Begin Given data

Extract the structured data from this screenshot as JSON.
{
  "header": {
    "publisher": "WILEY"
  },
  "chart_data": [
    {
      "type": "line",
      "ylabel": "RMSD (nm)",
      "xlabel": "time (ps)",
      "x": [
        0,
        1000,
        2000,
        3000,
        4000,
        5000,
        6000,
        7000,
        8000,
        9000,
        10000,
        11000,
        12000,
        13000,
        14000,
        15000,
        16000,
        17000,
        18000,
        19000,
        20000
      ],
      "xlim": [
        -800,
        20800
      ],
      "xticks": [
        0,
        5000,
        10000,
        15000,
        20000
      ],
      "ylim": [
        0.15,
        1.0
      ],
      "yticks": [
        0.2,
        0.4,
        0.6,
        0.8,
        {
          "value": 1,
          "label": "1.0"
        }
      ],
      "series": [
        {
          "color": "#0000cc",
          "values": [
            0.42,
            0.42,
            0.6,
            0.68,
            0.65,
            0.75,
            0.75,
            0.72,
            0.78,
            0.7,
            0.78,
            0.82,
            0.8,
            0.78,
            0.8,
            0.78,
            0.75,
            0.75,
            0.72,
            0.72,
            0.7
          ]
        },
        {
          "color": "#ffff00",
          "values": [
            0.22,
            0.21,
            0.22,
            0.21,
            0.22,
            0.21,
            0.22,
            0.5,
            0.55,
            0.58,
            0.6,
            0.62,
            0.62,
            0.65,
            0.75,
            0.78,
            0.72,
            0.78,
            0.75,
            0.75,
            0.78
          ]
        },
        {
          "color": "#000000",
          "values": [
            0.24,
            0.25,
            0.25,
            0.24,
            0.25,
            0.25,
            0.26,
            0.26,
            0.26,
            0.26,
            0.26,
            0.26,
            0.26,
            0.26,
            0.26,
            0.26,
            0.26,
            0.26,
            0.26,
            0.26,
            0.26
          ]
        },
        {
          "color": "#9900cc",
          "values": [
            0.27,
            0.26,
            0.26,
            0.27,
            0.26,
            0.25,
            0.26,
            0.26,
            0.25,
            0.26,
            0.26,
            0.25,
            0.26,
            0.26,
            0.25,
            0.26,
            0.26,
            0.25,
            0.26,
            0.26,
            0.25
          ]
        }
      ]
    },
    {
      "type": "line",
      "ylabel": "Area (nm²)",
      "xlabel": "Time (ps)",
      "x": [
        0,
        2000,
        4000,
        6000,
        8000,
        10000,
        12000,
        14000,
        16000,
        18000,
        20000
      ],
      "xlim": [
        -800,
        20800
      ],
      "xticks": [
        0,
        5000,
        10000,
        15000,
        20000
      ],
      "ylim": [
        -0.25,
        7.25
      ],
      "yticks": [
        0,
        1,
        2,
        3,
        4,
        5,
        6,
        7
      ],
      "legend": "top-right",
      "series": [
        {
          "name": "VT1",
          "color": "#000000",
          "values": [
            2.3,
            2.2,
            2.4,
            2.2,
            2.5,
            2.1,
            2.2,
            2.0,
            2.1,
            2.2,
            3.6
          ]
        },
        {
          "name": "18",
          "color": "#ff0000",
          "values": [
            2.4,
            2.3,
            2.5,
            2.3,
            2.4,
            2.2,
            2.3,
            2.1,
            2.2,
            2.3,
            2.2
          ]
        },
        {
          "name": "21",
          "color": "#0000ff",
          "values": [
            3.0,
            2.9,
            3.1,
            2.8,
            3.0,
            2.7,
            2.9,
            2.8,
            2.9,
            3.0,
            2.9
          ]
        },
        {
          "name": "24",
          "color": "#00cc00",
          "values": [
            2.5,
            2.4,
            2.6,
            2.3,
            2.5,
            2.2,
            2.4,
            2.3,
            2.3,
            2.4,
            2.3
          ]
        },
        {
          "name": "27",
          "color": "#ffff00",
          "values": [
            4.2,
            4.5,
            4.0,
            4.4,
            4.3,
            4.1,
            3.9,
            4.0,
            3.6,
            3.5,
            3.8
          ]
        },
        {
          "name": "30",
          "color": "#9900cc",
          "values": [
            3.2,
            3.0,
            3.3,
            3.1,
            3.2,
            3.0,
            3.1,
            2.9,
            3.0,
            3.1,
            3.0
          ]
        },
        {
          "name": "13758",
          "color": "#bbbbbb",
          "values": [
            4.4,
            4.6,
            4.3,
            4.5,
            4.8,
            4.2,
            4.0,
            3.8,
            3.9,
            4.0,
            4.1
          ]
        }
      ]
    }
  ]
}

End Given data

**What to do**
Look through the listing and extract every line with "name" in it.

**Task result**
          "name": "VT1",
          "name": "18",
          "name": "21",
          "name": "24",
          "name": "27",
          "name": "30",
          "name": "13758",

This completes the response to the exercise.